(Records contained in a dataset)
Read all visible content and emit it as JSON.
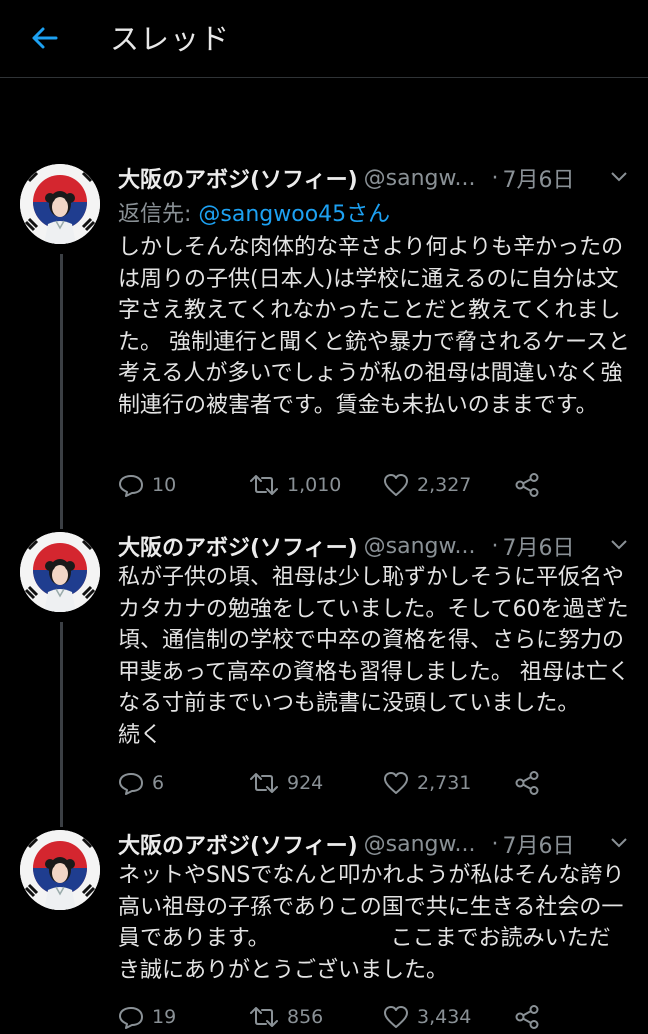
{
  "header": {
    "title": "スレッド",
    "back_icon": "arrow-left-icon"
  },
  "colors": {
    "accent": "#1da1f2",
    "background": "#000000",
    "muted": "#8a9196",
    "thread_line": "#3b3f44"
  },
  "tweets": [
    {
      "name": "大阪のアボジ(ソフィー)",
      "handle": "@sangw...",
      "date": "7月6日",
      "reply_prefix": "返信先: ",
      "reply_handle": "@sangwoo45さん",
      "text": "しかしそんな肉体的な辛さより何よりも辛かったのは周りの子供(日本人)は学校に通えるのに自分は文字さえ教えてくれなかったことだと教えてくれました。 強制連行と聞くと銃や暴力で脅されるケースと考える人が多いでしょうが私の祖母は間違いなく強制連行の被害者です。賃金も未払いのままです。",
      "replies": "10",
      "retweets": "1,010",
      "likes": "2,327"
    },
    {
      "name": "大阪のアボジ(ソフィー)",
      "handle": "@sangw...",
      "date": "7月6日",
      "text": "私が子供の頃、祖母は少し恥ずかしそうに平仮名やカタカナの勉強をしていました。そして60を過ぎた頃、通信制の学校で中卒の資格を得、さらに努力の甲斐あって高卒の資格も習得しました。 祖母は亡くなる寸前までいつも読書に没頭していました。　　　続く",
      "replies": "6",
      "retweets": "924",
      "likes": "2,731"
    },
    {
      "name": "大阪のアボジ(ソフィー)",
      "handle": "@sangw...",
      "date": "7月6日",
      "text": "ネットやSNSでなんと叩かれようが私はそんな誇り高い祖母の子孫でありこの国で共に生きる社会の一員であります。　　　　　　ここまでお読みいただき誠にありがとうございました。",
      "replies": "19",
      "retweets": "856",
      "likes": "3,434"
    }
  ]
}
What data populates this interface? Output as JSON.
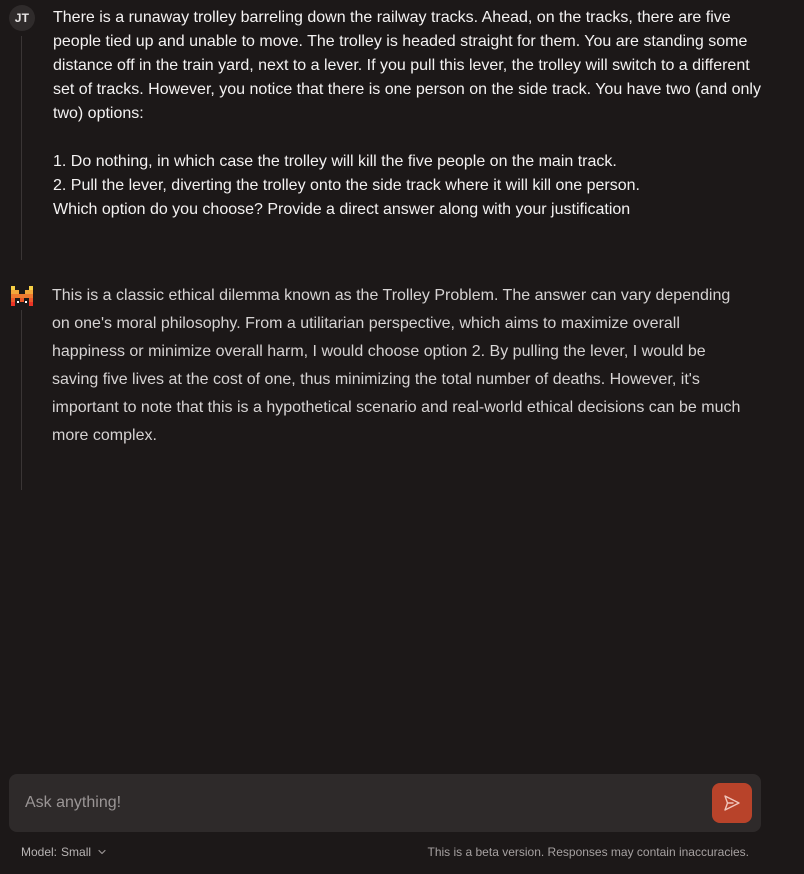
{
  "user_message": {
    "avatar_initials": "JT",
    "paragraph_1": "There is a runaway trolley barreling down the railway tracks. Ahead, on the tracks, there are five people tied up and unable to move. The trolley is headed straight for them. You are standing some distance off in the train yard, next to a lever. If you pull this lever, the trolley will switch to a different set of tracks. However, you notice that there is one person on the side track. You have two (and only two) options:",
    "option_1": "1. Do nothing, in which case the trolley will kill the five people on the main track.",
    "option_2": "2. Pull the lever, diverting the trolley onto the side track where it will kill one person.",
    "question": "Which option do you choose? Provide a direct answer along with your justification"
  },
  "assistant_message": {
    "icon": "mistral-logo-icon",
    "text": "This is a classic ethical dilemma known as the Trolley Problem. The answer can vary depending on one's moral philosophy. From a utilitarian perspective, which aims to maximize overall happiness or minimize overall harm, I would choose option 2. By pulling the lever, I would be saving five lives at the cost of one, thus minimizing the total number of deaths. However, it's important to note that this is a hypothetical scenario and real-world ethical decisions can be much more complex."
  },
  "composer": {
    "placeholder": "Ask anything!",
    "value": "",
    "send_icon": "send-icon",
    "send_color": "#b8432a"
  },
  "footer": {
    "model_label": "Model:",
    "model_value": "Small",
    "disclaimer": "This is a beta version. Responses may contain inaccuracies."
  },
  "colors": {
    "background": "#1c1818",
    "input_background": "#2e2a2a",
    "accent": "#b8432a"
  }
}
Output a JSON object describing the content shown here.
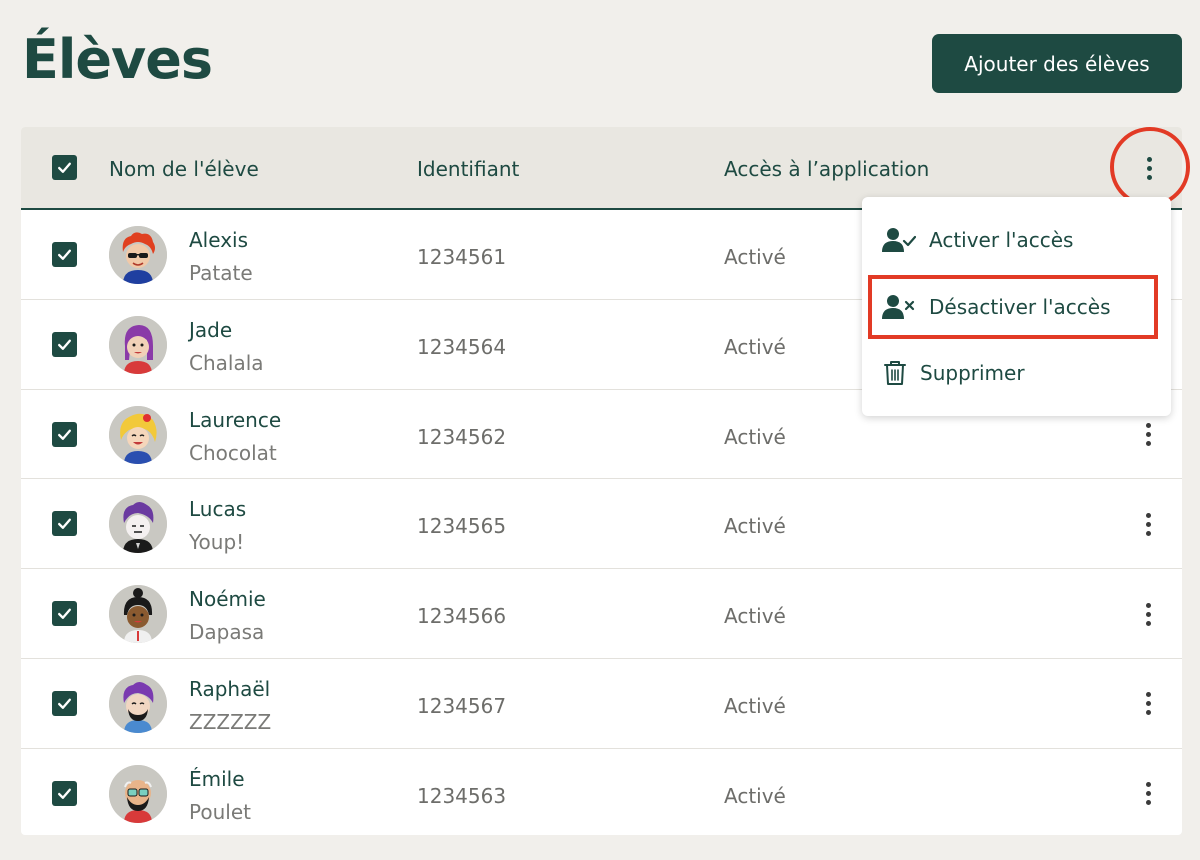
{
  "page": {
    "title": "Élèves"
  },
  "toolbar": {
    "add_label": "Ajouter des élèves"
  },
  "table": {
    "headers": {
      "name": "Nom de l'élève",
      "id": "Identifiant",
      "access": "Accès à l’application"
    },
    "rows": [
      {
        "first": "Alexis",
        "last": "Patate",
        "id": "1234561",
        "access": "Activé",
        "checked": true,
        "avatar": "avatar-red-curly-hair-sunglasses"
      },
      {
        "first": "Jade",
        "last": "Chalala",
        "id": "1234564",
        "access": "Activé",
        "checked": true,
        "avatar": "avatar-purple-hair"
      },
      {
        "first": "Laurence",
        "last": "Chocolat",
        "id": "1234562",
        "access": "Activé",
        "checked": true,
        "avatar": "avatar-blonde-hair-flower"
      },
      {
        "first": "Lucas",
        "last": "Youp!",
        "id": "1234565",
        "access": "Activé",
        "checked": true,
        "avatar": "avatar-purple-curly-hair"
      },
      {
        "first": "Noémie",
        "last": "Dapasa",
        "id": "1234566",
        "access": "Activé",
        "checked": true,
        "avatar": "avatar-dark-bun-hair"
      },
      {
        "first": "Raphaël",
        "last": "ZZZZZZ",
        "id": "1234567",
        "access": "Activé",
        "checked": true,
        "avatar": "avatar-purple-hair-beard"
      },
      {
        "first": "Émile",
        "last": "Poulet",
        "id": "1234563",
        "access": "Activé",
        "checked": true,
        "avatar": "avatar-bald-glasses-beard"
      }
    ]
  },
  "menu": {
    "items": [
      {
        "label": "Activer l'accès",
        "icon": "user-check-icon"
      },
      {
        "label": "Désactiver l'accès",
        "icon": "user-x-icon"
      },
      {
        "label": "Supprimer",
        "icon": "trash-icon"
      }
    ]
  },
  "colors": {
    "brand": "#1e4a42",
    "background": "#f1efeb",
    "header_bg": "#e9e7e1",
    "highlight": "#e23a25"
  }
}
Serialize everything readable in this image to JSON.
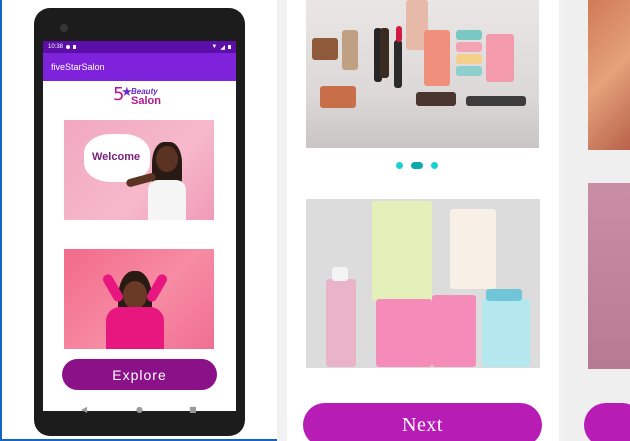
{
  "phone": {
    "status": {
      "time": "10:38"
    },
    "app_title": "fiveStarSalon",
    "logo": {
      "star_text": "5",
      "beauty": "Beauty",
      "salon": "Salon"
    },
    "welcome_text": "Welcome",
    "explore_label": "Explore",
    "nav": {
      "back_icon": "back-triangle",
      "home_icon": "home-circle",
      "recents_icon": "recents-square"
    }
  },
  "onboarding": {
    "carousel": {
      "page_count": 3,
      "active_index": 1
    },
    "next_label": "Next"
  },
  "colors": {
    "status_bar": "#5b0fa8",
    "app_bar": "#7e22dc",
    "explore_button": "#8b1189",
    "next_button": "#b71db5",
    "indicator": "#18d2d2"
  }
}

*What to produce*:
Working from the material above, transcribe it exactly while omitting pictures.

*Answer for the task*:
Read all visible content and emit it as JSON.
{
  "header": {
    "title": "スレッド",
    "back_icon": "arrow-left-icon"
  },
  "colors": {
    "accent": "#1da1f2",
    "background": "#000000",
    "muted": "#8a9196",
    "thread_line": "#3b3f44"
  },
  "tweets": [
    {
      "name": "大阪のアボジ(ソフィー)",
      "handle": "@sangw...",
      "date": "7月6日",
      "reply_prefix": "返信先: ",
      "reply_handle": "@sangwoo45さん",
      "text": "しかしそんな肉体的な辛さより何よりも辛かったのは周りの子供(日本人)は学校に通えるのに自分は文字さえ教えてくれなかったことだと教えてくれました。 強制連行と聞くと銃や暴力で脅されるケースと考える人が多いでしょうが私の祖母は間違いなく強制連行の被害者です。賃金も未払いのままです。",
      "replies": "10",
      "retweets": "1,010",
      "likes": "2,327"
    },
    {
      "name": "大阪のアボジ(ソフィー)",
      "handle": "@sangw...",
      "date": "7月6日",
      "text": "私が子供の頃、祖母は少し恥ずかしそうに平仮名やカタカナの勉強をしていました。そして60を過ぎた頃、通信制の学校で中卒の資格を得、さらに努力の甲斐あって高卒の資格も習得しました。 祖母は亡くなる寸前までいつも読書に没頭していました。　　　続く",
      "replies": "6",
      "retweets": "924",
      "likes": "2,731"
    },
    {
      "name": "大阪のアボジ(ソフィー)",
      "handle": "@sangw...",
      "date": "7月6日",
      "text": "ネットやSNSでなんと叩かれようが私はそんな誇り高い祖母の子孫でありこの国で共に生きる社会の一員であります。　　　　　　ここまでお読みいただき誠にありがとうございました。",
      "replies": "19",
      "retweets": "856",
      "likes": "3,434"
    }
  ]
}
What data populates this interface? Output as JSON.
{
  "user_message": {
    "avatar_initials": "JT",
    "paragraph_1": "There is a runaway trolley barreling down the railway tracks. Ahead, on the tracks, there are five people tied up and unable to move. The trolley is headed straight for them. You are standing some distance off in the train yard, next to a lever. If you pull this lever, the trolley will switch to a different set of tracks. However, you notice that there is one person on the side track. You have two (and only two) options:",
    "option_1": "1. Do nothing, in which case the trolley will kill the five people on the main track.",
    "option_2": "2. Pull the lever, diverting the trolley onto the side track where it will kill one person.",
    "question": "Which option do you choose? Provide a direct answer along with your justification"
  },
  "assistant_message": {
    "icon": "mistral-logo-icon",
    "text": "This is a classic ethical dilemma known as the Trolley Problem. The answer can vary depending on one's moral philosophy. From a utilitarian perspective, which aims to maximize overall happiness or minimize overall harm, I would choose option 2. By pulling the lever, I would be saving five lives at the cost of one, thus minimizing the total number of deaths. However, it's important to note that this is a hypothetical scenario and real-world ethical decisions can be much more complex."
  },
  "composer": {
    "placeholder": "Ask anything!",
    "value": "",
    "send_icon": "send-icon",
    "send_color": "#b8432a"
  },
  "footer": {
    "model_label": "Model:",
    "model_value": "Small",
    "disclaimer": "This is a beta version. Responses may contain inaccuracies."
  },
  "colors": {
    "background": "#1c1818",
    "input_background": "#2e2a2a",
    "accent": "#b8432a"
  }
}
Output a JSON object describing the content shown here.
{
  "page": {
    "title": "Élèves"
  },
  "toolbar": {
    "add_label": "Ajouter des élèves"
  },
  "table": {
    "headers": {
      "name": "Nom de l'élève",
      "id": "Identifiant",
      "access": "Accès à l’application"
    },
    "rows": [
      {
        "first": "Alexis",
        "last": "Patate",
        "id": "1234561",
        "access": "Activé",
        "checked": true,
        "avatar": "avatar-red-curly-hair-sunglasses"
      },
      {
        "first": "Jade",
        "last": "Chalala",
        "id": "1234564",
        "access": "Activé",
        "checked": true,
        "avatar": "avatar-purple-hair"
      },
      {
        "first": "Laurence",
        "last": "Chocolat",
        "id": "1234562",
        "access": "Activé",
        "checked": true,
        "avatar": "avatar-blonde-hair-flower"
      },
      {
        "first": "Lucas",
        "last": "Youp!",
        "id": "1234565",
        "access": "Activé",
        "checked": true,
        "avatar": "avatar-purple-curly-hair"
      },
      {
        "first": "Noémie",
        "last": "Dapasa",
        "id": "1234566",
        "access": "Activé",
        "checked": true,
        "avatar": "avatar-dark-bun-hair"
      },
      {
        "first": "Raphaël",
        "last": "ZZZZZZ",
        "id": "1234567",
        "access": "Activé",
        "checked": true,
        "avatar": "avatar-purple-hair-beard"
      },
      {
        "first": "Émile",
        "last": "Poulet",
        "id": "1234563",
        "access": "Activé",
        "checked": true,
        "avatar": "avatar-bald-glasses-beard"
      }
    ]
  },
  "menu": {
    "items": [
      {
        "label": "Activer l'accès",
        "icon": "user-check-icon"
      },
      {
        "label": "Désactiver l'accès",
        "icon": "user-x-icon"
      },
      {
        "label": "Supprimer",
        "icon": "trash-icon"
      }
    ]
  },
  "colors": {
    "brand": "#1e4a42",
    "background": "#f1efeb",
    "header_bg": "#e9e7e1",
    "highlight": "#e23a25"
  }
}
Serialize everything readable in this image to JSON.
{
  "phone": {
    "status": {
      "time": "10:38"
    },
    "app_title": "fiveStarSalon",
    "logo": {
      "star_text": "5",
      "beauty": "Beauty",
      "salon": "Salon"
    },
    "welcome_text": "Welcome",
    "explore_label": "Explore",
    "nav": {
      "back_icon": "back-triangle",
      "home_icon": "home-circle",
      "recents_icon": "recents-square"
    }
  },
  "onboarding": {
    "carousel": {
      "page_count": 3,
      "active_index": 1
    },
    "next_label": "Next"
  },
  "colors": {
    "status_bar": "#5b0fa8",
    "app_bar": "#7e22dc",
    "explore_button": "#8b1189",
    "next_button": "#b71db5",
    "indicator": "#18d2d2"
  }
}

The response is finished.